-------- DATA SHOWN --------

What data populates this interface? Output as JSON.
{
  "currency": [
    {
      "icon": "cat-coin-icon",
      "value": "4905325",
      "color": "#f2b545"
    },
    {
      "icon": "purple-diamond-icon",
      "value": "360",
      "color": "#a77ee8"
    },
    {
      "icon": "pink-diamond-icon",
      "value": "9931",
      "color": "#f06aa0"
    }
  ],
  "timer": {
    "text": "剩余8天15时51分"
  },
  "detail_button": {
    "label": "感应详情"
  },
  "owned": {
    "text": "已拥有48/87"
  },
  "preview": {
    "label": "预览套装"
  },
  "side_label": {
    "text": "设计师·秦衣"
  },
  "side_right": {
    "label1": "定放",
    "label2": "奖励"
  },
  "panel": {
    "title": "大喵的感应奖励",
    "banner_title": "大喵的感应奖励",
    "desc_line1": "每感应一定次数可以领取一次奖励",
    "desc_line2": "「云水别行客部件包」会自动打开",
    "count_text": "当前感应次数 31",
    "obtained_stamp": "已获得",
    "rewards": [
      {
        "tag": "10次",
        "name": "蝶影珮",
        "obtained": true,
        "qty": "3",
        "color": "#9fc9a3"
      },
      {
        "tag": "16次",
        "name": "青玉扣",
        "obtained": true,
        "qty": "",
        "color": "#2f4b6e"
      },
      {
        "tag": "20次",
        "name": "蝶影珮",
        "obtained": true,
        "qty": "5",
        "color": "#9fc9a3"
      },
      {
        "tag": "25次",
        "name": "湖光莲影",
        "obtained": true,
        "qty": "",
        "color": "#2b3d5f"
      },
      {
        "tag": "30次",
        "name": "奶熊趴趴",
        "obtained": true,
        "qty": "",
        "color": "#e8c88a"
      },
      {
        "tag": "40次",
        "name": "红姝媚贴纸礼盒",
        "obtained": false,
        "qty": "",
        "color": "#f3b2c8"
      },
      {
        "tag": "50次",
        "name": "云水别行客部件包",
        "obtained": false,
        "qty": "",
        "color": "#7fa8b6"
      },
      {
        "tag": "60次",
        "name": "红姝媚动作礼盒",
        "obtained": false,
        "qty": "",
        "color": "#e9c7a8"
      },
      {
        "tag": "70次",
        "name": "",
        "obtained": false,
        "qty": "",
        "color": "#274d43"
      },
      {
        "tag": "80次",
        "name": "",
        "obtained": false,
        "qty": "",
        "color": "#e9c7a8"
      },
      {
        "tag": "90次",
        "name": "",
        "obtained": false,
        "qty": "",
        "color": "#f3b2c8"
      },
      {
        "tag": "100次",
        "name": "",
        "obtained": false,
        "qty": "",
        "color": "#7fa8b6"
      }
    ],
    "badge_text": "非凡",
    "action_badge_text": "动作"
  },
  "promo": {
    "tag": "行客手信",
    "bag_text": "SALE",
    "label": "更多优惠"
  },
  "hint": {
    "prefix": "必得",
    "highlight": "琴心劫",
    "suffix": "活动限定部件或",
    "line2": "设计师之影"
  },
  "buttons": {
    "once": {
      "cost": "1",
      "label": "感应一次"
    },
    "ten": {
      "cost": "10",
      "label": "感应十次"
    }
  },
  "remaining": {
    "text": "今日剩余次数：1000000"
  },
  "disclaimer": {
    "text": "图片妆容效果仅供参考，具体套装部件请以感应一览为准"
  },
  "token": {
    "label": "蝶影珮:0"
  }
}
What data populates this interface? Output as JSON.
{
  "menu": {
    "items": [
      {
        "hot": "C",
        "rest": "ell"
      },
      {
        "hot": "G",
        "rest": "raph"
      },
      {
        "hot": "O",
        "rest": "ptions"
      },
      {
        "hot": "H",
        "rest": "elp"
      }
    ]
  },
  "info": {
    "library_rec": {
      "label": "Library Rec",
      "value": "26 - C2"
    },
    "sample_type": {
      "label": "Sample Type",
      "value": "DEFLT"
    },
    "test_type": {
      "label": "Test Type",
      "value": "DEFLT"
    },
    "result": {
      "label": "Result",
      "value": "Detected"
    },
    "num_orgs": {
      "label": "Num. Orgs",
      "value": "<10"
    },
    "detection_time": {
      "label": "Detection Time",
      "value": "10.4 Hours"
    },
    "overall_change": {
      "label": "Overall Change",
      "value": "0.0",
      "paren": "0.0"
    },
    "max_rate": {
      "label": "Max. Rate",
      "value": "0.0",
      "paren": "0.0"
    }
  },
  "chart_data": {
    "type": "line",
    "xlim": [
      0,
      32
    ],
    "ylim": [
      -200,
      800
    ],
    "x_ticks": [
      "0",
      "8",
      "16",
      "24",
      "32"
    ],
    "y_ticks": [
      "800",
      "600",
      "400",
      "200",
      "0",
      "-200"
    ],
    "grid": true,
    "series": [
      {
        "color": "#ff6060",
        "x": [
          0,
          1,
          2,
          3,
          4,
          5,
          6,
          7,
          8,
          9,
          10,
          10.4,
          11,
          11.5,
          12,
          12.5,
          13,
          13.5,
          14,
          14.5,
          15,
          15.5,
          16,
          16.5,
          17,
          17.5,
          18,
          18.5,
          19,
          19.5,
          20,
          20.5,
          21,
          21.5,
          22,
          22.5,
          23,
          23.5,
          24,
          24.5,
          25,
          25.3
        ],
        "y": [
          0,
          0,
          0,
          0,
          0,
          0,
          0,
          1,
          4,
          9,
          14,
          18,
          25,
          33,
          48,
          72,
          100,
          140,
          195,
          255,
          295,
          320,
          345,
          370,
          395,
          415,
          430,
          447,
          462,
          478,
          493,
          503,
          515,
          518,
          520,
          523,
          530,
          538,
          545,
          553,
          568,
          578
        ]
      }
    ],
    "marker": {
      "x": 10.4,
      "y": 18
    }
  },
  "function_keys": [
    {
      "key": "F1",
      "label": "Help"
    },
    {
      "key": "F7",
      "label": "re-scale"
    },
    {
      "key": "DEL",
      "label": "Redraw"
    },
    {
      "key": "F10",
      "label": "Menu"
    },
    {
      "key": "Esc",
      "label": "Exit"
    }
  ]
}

--------

SHORT TASK :: Only the number is required: the count of lines containing the word "云水别行客部件包".

WRITTEN ANSWER :: 2